§ Dataset items:

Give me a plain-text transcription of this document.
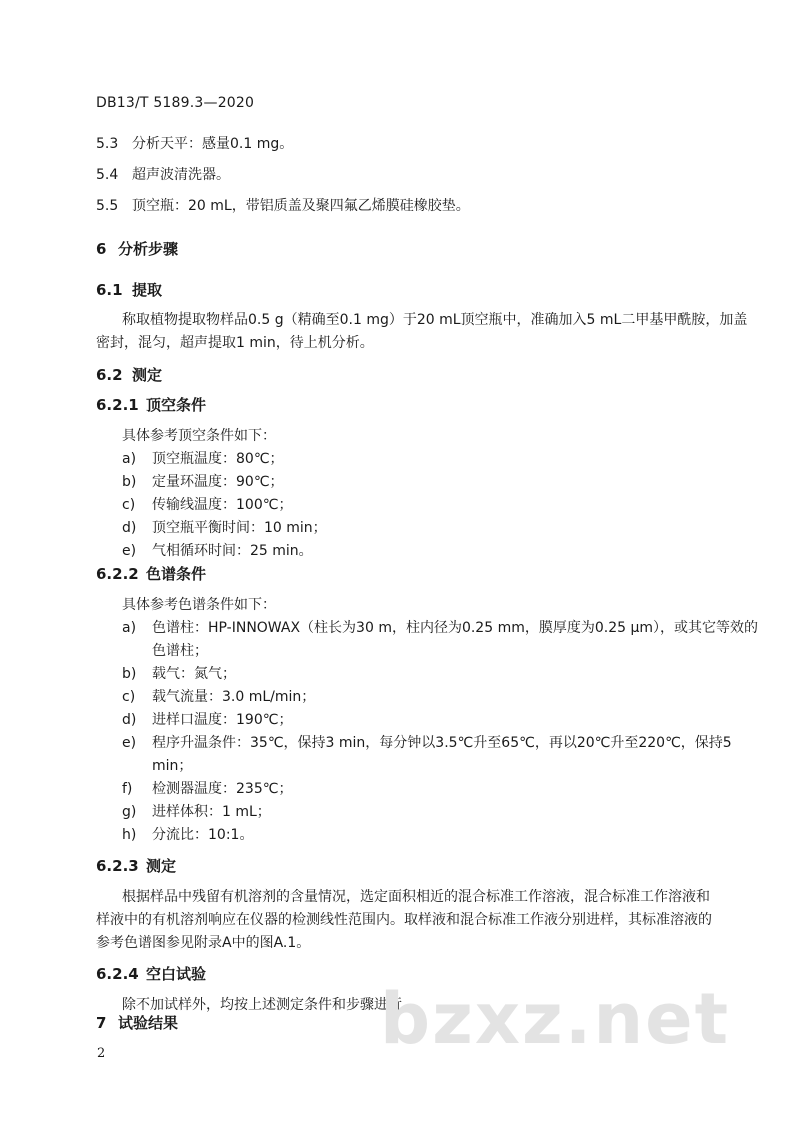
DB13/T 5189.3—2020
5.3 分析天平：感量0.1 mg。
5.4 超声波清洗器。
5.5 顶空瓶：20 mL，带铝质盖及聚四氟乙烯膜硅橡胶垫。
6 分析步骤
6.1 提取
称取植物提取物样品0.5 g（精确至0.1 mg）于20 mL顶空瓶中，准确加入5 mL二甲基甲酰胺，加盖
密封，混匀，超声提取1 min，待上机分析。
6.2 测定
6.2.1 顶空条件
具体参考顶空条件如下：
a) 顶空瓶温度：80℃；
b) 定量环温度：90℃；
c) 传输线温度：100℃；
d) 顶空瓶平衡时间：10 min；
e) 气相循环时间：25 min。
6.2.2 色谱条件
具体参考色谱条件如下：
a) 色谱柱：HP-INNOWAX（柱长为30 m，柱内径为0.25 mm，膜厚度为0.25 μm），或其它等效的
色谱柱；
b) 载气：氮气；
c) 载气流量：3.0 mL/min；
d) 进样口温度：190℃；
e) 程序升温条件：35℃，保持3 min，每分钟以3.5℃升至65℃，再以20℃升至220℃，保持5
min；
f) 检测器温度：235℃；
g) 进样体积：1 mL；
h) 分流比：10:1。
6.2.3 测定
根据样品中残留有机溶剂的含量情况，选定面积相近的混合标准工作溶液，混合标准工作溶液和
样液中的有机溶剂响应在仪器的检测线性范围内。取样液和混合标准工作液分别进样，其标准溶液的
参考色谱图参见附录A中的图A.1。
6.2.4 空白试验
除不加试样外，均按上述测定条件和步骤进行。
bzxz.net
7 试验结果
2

§ Written instruction: Except for the pictures, print the data above exactly.

§ Answer for the task:
Give me a plain-text transcription of this document.
DB13/T 5189.3—2020
5.3 分析天平：感量0.1 mg。
5.4 超声波清洗器。
5.5 顶空瓶：20 mL，带铝质盖及聚四氟乙烯膜硅橡胶垫。
6 分析步骤
6.1 提取
称取植物提取物样品0.5 g（精确至0.1 mg）于20 mL顶空瓶中，准确加入5 mL二甲基甲酰胺，加盖
密封，混匀，超声提取1 min，待上机分析。
6.2 测定
6.2.1 顶空条件
具体参考顶空条件如下：
a) 顶空瓶温度：80℃；
b) 定量环温度：90℃；
c) 传输线温度：100℃；
d) 顶空瓶平衡时间：10 min；
e) 气相循环时间：25 min。
6.2.2 色谱条件
具体参考色谱条件如下：
a) 色谱柱：HP-INNOWAX（柱长为30 m，柱内径为0.25 mm，膜厚度为0.25 μm），或其它等效的
色谱柱；
b) 载气：氮气；
c) 载气流量：3.0 mL/min；
d) 进样口温度：190℃；
e) 程序升温条件：35℃，保持3 min，每分钟以3.5℃升至65℃，再以20℃升至220℃，保持5
min；
f) 检测器温度：235℃；
g) 进样体积：1 mL；
h) 分流比：10:1。
6.2.3 测定
根据样品中残留有机溶剂的含量情况，选定面积相近的混合标准工作溶液，混合标准工作溶液和
样液中的有机溶剂响应在仪器的检测线性范围内。取样液和混合标准工作液分别进样，其标准溶液的
参考色谱图参见附录A中的图A.1。
6.2.4 空白试验
除不加试样外，均按上述测定条件和步骤进行。
bzxz.net
7 试验结果
2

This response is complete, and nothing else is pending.